Find the string "image" in the listing and report every line that has it.

[Records contained in a dataset]
####

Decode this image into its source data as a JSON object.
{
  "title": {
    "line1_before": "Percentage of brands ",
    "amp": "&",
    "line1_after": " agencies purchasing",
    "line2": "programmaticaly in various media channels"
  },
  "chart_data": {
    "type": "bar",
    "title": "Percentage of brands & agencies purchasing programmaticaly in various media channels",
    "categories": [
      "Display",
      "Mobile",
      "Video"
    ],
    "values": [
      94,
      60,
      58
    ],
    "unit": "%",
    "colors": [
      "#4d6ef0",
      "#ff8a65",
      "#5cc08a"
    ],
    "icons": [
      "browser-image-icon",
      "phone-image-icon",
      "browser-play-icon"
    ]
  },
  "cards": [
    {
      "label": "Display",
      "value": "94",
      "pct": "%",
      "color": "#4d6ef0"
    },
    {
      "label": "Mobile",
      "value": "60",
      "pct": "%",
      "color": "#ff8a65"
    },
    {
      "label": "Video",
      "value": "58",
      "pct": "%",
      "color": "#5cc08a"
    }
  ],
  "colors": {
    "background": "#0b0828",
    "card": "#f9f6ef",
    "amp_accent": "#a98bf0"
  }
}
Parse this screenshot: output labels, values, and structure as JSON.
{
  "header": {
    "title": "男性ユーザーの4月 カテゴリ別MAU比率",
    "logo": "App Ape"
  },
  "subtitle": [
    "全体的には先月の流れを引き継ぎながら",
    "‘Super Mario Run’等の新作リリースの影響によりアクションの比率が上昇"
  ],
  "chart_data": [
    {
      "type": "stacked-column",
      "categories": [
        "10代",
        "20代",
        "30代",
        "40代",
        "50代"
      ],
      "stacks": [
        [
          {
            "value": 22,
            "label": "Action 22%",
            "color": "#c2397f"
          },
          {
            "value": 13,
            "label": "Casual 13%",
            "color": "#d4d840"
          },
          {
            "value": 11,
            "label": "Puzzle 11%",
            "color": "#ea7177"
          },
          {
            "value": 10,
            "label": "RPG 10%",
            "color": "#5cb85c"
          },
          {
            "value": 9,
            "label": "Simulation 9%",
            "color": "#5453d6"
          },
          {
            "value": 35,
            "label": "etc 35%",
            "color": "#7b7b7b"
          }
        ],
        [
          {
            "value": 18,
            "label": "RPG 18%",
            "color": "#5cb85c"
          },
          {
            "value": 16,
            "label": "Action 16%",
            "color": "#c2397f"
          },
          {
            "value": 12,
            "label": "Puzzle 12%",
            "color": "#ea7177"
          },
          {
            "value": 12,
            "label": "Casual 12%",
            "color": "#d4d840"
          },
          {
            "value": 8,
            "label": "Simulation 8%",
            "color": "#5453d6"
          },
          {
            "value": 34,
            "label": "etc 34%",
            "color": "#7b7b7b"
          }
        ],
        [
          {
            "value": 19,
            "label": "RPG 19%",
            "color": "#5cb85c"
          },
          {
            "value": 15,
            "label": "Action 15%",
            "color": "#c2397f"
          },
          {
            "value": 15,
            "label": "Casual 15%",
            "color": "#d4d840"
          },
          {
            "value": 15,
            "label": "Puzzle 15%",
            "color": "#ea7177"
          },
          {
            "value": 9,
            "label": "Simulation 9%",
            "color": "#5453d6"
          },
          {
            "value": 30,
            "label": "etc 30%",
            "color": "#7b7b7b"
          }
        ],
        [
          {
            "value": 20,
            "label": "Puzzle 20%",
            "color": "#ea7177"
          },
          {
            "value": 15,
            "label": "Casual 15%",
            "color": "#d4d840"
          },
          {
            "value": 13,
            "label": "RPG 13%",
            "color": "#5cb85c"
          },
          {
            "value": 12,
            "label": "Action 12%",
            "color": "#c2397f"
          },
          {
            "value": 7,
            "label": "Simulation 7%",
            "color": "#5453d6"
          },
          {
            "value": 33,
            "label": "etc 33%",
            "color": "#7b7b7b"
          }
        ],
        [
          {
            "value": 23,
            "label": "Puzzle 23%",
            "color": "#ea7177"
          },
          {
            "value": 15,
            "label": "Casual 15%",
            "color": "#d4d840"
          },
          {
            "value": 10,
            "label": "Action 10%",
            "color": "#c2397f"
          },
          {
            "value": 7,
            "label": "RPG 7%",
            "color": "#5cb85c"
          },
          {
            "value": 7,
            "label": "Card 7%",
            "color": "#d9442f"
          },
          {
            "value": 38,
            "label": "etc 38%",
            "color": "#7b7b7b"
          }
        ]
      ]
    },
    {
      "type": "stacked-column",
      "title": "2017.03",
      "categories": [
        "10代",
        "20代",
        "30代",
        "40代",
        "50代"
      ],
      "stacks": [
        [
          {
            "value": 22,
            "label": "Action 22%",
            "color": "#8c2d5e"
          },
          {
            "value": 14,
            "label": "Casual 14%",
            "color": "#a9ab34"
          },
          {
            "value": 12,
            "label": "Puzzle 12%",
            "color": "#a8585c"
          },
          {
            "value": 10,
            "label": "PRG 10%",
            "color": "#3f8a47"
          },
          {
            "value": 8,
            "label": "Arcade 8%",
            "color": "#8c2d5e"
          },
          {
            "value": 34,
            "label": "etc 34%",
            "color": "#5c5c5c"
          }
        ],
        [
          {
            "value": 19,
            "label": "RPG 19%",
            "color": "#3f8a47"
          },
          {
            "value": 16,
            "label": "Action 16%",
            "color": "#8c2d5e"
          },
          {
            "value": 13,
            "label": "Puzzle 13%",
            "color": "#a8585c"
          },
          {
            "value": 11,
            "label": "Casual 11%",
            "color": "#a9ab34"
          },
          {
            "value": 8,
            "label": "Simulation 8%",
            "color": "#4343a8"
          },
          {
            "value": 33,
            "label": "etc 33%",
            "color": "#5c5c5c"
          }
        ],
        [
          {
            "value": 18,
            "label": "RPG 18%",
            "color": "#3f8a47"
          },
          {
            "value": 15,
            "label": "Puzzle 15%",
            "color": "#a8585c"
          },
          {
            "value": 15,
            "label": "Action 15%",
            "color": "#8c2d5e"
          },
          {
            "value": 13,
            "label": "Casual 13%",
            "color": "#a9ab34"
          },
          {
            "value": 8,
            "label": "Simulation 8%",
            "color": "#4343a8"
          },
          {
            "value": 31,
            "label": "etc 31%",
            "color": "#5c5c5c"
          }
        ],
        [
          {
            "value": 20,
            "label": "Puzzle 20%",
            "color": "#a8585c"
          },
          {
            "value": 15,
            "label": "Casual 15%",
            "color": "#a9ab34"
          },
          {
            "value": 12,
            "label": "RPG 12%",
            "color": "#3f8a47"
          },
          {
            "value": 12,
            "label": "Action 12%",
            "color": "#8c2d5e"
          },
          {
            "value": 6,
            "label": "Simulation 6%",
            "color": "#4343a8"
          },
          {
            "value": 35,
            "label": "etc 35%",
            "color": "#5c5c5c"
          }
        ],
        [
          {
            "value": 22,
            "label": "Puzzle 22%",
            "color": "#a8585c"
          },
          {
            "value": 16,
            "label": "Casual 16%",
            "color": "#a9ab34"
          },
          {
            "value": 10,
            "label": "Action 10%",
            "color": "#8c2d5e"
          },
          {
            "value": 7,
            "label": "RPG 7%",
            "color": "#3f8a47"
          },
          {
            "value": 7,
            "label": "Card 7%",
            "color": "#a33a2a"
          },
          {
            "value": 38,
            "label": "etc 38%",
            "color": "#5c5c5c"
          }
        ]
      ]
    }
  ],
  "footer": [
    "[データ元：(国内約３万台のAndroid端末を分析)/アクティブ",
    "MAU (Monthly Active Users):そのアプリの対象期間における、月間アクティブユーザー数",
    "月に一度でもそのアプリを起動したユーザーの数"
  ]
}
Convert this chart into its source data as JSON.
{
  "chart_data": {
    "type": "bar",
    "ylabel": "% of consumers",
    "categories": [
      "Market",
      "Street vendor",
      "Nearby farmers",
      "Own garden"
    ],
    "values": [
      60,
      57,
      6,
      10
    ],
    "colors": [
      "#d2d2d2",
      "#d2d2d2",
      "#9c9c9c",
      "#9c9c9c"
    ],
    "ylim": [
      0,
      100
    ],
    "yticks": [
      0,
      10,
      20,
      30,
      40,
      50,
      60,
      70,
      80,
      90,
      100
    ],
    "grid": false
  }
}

####

**FINISHED TASK:**
Decode this image into its source data as a JSON object.
      "browser-image-icon",
      "phone-image-icon",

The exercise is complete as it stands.